Machine Learning and Data Exploration

When working with large quantities of data, it’s crucial you get a broad view of the data before diving into specific trends and correlations. With so much data to work with, we will be split the data analysis and machine learning parts of this tutorial into two parts. Here in Part I, we will do conduct a broad analysis of our data to get a gist of the overall trend and to see if there’s anything worth diving deeper into.

The first step in the general analysis will be to plot the number of people commuting (by the method of transportation) using the ggplot2 package and conduct a linear regression using the lm() function.

You can read more about the ggplot2 package here: https://ggplot2.tidyverse.org/

You can also use this useful cheat sheet to learn the syntax of different plots: https://www.rstudio.com/wp-content/uploads/2018/08/data-visualization-2.1.png

You can read more about linear regression in R and lm() function here: https://www.r-bloggers.com/r-tutorial-series-simple-linear-regression/

#Total estimate

fit_1 <-
  lm(Estimate ~ Year * as.factor(subject_id), data = cleaned_data[[16]])

linear_pred_mode <- cleaned_data[[16]]

linear_predicted_population <-
  linear_pred_mode %>% ggplot(mapping = aes(
    y = Estimate,
    x = Year,
    color = as.factor(subject_id)
  )) + scale_color_discrete(
    name = "Method of Transporation",
    labels = c(
      "Total",
      "Car, truck, or van - alone",
      "Car, truck, or van -- carpool",
      "Public Transportation"
    )
  ) + geom_line()  + scale_x_continuous(breaks = c(2006, 2009, 2012, 2015, 2017)) + theme(axis.text.x = element_text(angle = 90)) + ylab("Number of People (in millions)") + xlab("") + scale_y_continuous(
    label = function(x)
      format(x / 1000000)
  ) + ggtitle("Population based on MOT") + geom_point()

linear_predicted_population

#Linear Regression 
new_dat <-
  summarize_at(linear_pred_mode, vars(Estimate, .Margin.of.Error), mean)
new_dat <-
  cbind(expand.grid(Year = seq(2006, 2030, 1), subject_id = 1:4), new_dat)

new_dat$Estimate <- predict(fit_1, new_dat)

ggplot(new_dat,
       aes(
         x = Year,
         y = Estimate,
         color = factor(subject_id),
         group = subject_id
       )) + scale_color_discrete(
         name = "Method of Transporation",
         labels = c(
           "Total",
           "Car, truck, or van - alone",
           "Car, truck, or van -- carpool",
           "Public Transportation"
         )
       ) + ylab("Number of People (in millions)") + xlab("") + scale_y_continuous(
         label = function(x)
           format(x / 1000000)
       ) + ggtitle("Estimated Population based on MOT ") + geom_point() + geom_line()

One of the fundamental principles of programming is to code efficiently by using functions to avoid rewriting the same blocks of code. This principle is paramount in data science where we will often be executing the same commands/calculations on different tables.

..........

Parts of the exercise:
1. Give every web address in the data exploration tutorial.
2. Write the next part of the data exploration tutorial, picking up after its final sentence.
The listing after this note comes from a source unrelated to the data exploration tutorial.

Raw data:
..........

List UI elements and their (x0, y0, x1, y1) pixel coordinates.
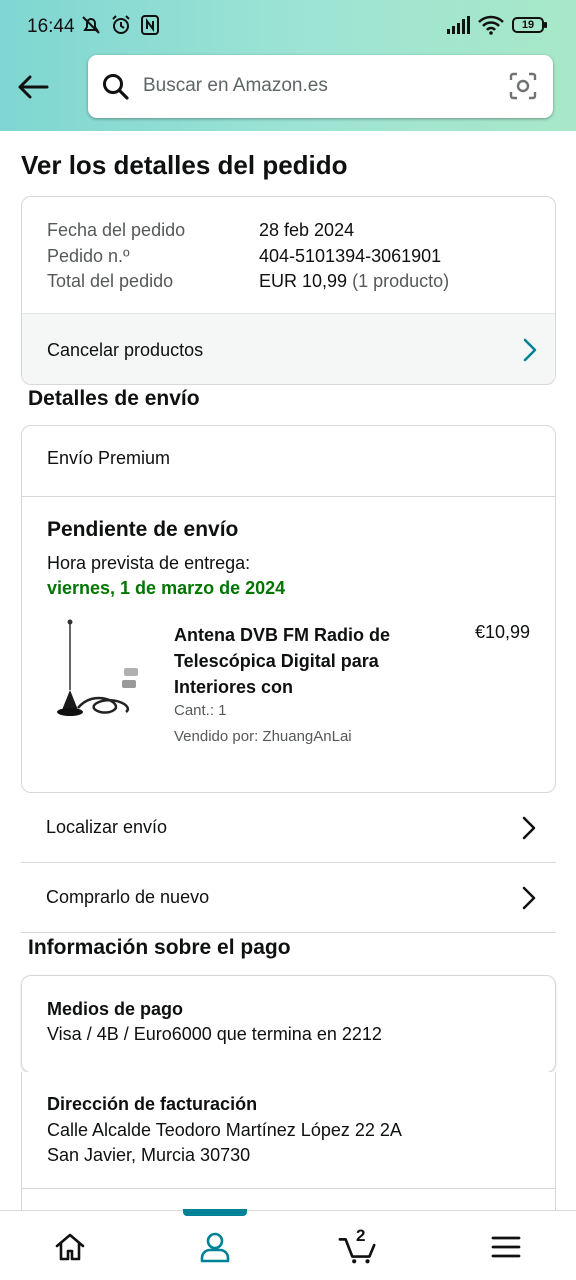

..........

Written responses:
1.
https://ggplot2.tidyverse.org/
https://www.rstudio.com/wp-content/uploads/2018/08/data-visualization-2.1.png
https://www.r-bloggers.com/r-tutorial-series-simple-linear-regression/

2.
Now that we have conducted an analysis and linear regression on the number of commuters across all attributes, we will do a broad analysis of the effect different attributes have on the percentage of commuters. The perfect tool for this task is faceting, which allows us to visualize data across many different categories. Faceting will give us an insight into general trends among the plethora of attributes, where we can hopefully find some interesting association worth examining further.

You can read further on faceting here: https://ggplot2.tidyverse.org/reference/facet_grid.html

create_facet <- function(passed_frame) {
  param <- colnames(passed_frame)[1]
  
  title <- param
  title <- str_replace_all(title, "\\.", " ")
  title <- str_replace_all(title, "[A-Z]", tolower)
  title <- str_replace_all(title, "^[a-z]", toupper)
  
  facet <-
    passed_frame %>% ggplot(mapping = aes(
      y = Estimate,
      x = Year,
      color = as.factor(subject_id)
    )) + geom_point() + facet_grid(param, as.table = TRUE) + scale_color_manual(values =
                                                                                  c("#999999", "#E69F00", "#56B4E9", "#000000")) + ggtitle(paste0("Mean of Transporation based on ", title)) + scale_color_discrete(
                                                                                    name = "Method of Transporation",
                                                                                    labels = c(
                                                                                      "Total",
                                                                                      "Car, truck, or van - alone",
                                                                                      "Car, truck, or van -- carpool",
                                                                                      "Public Transportation"
                                                                                    )
                                                                                  ) + geom_line() + theme_grey(base_size = 20) + scale_x_continuous(breaks =
                                                                                                                                                      c(2006, 2009, 2012, 2015, 2017)) + theme(axis.text.x = element_text(angle = 90)) + ylab("Percentage of the Population") + xlab("")
  
  facet
  
}

facet_data <- vector("list", 15)

for (i in 1:6) {
  d1 <- create_facet(cleaned_data[[i]])
  print(d1)
  
}

for (i in 10:11) {
  d1 <- create_facet(cleaned_data[[i]])
  print(d1)
  
}

create_facet(cleaned_data[[9]])

create_facet(cleaned_data[[12]])

create_facet(cleaned_data[[13]])

Hypothesis testing is the formal method we use to accept or reject a hypothesis. Depending on the problem at hand, we will use a specific formula to calculate the Test Statistic which we use to calculate the p-value. We compare the p-value to our level of significance level to decide whether to reject or not reject our hypothesis (referred to as the null hypothesis).

For the purposes of this tutorial, we will be testing the proportion of the population which uses a particular method of transportation to work over our time period, 2006 to 2017. The null hypothesis will be that the proportion remains the same across all the years.

For more information about hypothesis testing visit: https://stattrek.com/hypothesis-test/hypothesis-testing.aspx

Applying the principle of efficient coding discussed above, we will be writing a function which will take two vectors, “Observed” and “Expected” and return a chi-square test statistic. Although R has a built-in function which can perform the chi-square test, it does not provide the same statistical insight as writing the method yourself.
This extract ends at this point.